[Dataset items]
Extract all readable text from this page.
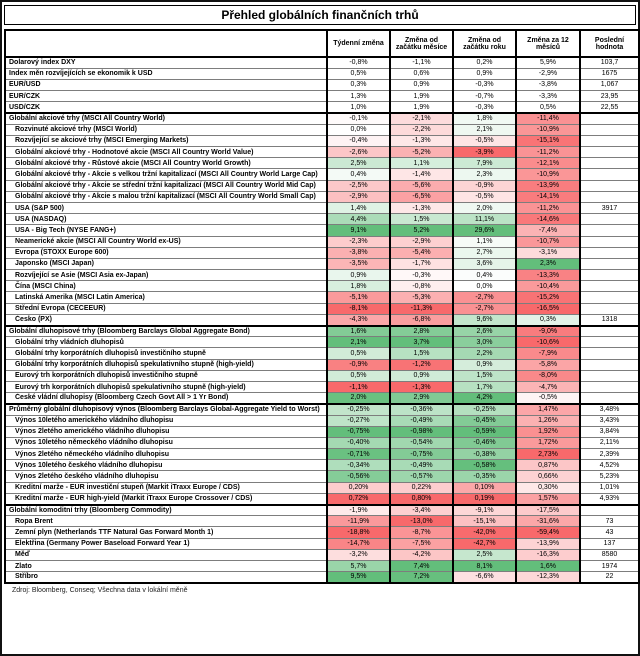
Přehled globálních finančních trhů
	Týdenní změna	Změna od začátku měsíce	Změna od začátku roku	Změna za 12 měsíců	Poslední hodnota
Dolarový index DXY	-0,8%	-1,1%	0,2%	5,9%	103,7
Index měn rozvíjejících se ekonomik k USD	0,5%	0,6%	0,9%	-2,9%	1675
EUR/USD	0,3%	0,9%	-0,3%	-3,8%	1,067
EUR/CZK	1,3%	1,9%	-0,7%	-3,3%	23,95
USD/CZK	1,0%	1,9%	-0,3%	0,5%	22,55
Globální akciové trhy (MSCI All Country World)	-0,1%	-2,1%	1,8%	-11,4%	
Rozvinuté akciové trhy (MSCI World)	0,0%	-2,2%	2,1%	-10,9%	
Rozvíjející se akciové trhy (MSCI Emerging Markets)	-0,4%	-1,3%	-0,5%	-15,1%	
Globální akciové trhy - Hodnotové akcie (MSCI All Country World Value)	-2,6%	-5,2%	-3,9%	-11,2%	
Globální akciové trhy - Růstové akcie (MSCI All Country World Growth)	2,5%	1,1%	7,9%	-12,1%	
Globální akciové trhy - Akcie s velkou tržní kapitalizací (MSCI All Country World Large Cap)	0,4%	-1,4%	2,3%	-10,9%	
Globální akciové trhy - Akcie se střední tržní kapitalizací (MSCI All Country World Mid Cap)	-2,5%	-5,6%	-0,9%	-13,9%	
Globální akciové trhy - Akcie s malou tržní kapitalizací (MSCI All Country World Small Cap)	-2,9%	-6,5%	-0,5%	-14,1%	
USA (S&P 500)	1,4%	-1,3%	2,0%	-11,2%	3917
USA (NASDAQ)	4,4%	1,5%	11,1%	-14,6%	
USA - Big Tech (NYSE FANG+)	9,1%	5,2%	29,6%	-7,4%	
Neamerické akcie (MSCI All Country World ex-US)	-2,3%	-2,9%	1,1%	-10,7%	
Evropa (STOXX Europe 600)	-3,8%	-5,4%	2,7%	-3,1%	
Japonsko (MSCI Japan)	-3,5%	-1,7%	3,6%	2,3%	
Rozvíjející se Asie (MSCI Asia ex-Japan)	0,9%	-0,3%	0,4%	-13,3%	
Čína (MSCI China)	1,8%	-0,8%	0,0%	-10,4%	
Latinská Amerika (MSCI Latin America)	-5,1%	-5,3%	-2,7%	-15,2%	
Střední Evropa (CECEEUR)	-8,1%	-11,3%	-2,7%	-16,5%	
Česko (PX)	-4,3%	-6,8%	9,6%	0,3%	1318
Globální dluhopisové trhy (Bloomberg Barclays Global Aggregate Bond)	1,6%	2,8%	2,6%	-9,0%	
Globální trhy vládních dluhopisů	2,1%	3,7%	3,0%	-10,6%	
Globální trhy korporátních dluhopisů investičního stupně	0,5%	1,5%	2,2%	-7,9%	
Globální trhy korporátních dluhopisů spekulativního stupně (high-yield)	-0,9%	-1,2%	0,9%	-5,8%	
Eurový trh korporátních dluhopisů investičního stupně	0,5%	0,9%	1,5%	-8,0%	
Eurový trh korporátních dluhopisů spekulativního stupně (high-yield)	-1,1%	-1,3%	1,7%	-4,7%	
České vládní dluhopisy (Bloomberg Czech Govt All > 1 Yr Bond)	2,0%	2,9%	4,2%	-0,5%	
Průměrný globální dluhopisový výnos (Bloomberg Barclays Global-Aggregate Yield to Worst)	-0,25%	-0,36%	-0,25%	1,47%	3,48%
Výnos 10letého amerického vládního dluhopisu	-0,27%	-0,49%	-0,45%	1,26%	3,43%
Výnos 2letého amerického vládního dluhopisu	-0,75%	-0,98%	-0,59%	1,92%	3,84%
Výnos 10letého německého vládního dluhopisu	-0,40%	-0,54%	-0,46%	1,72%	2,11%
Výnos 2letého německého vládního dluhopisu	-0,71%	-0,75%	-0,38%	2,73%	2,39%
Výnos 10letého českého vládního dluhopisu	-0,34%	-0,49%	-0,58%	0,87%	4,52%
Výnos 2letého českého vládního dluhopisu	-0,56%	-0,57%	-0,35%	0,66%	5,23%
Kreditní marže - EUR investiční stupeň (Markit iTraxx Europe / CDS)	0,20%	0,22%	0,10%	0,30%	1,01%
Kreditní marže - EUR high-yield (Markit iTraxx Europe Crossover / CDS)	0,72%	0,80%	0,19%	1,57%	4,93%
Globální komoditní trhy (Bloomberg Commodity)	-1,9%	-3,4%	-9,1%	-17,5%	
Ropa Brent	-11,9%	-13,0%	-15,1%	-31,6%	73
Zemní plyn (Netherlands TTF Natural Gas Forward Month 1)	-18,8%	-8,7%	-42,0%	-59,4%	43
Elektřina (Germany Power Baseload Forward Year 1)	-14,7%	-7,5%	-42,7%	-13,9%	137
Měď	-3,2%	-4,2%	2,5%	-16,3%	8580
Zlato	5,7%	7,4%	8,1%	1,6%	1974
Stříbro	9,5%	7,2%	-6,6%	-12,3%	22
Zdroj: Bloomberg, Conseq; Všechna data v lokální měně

==

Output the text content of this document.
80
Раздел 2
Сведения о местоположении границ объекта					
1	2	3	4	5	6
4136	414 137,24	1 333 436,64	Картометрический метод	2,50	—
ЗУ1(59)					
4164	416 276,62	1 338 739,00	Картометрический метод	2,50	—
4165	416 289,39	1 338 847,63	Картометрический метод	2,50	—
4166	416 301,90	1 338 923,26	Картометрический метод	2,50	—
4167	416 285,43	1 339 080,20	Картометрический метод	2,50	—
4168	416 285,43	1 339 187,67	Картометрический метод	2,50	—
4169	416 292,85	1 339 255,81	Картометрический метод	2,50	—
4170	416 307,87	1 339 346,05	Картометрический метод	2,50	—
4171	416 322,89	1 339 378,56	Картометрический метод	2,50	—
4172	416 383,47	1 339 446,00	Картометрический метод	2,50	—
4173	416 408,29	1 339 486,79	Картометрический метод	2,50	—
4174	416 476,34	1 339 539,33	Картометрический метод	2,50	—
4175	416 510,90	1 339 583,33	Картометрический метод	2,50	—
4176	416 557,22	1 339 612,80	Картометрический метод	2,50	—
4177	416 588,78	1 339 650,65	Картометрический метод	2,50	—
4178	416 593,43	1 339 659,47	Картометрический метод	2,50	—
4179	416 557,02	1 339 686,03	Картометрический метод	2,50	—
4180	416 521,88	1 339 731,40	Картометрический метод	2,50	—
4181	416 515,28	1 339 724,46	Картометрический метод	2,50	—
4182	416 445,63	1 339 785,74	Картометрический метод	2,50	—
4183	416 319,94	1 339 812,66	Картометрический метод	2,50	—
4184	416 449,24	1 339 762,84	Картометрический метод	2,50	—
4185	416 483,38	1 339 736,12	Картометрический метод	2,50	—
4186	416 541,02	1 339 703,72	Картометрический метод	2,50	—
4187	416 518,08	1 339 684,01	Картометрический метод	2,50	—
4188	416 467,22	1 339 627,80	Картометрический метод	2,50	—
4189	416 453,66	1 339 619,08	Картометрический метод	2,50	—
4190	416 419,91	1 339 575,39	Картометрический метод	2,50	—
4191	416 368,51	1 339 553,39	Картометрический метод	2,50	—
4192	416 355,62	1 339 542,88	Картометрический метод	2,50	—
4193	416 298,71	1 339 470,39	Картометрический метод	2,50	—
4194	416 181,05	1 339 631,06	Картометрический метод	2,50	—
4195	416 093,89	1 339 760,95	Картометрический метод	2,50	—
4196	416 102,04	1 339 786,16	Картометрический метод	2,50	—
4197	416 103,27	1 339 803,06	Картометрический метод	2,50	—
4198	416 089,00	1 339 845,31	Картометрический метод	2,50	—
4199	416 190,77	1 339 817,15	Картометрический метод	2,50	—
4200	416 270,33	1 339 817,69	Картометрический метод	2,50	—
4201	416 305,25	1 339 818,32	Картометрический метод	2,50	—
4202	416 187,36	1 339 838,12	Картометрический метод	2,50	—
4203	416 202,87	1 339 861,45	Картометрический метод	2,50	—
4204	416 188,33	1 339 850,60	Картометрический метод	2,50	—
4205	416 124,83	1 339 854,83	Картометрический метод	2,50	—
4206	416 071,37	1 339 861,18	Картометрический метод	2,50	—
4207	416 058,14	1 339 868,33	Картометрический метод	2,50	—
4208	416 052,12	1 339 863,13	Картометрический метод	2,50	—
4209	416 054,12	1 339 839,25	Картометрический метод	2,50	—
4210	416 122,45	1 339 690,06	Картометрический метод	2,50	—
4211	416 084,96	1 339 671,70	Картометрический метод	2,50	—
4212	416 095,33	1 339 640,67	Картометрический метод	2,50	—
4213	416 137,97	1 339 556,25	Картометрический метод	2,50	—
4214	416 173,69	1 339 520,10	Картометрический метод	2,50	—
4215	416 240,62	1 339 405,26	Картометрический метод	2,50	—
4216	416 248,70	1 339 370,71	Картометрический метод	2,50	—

==

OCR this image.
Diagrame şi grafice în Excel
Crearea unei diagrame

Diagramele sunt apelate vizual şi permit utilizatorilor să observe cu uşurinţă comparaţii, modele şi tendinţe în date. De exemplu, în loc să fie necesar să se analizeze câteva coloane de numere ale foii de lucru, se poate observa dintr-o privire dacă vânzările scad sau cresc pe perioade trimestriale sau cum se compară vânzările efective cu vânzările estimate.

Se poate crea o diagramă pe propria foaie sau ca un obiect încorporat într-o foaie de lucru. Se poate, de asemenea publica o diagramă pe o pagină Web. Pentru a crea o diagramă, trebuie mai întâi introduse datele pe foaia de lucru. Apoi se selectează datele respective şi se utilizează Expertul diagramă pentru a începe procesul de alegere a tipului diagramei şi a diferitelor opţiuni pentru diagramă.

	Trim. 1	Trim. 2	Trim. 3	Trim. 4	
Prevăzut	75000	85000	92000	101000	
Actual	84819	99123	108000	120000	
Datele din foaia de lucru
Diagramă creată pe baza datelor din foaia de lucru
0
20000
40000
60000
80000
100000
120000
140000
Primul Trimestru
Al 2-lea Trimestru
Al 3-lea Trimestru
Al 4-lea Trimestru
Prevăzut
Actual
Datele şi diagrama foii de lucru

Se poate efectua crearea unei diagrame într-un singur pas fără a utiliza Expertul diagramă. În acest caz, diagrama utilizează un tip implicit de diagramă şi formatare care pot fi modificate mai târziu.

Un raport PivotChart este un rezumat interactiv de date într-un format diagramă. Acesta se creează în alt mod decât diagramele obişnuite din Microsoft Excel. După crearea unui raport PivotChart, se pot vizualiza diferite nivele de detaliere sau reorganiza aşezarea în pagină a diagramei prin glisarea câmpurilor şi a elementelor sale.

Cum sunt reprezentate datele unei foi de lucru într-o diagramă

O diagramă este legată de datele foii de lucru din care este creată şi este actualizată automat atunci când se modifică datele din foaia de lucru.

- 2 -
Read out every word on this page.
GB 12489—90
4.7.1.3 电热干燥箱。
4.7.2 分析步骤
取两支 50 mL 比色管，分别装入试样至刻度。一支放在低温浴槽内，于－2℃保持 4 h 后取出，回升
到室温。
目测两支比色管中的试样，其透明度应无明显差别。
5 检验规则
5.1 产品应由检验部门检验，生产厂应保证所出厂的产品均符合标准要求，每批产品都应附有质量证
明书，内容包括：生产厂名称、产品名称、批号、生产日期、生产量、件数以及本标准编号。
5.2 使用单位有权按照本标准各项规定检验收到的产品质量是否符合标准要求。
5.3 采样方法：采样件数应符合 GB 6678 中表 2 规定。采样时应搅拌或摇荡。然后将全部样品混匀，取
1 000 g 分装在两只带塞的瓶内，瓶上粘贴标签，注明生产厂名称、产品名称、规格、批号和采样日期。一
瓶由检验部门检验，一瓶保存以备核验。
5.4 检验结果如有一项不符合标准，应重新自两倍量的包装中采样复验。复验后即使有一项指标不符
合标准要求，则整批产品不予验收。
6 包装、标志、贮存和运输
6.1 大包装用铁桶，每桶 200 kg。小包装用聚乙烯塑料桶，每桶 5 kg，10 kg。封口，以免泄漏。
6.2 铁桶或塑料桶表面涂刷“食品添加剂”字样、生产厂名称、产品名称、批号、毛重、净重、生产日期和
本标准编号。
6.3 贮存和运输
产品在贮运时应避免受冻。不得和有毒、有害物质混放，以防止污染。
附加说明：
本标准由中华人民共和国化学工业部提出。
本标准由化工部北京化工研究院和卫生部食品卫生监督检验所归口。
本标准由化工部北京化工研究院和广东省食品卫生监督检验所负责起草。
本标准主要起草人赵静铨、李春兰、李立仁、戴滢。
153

## Challenge
Extract from the material all lines containing the string "Bond".

## Written response
Globální dluhopisové trhy (Bloomberg Barclays Global Aggregate Bond)	1,6%	2,8%	2,6%	-9,0%	
České vládní dluhopisy (Bloomberg Czech Govt All > 1 Yr Bond)	2,0%	2,9%	4,2%	-0,5%	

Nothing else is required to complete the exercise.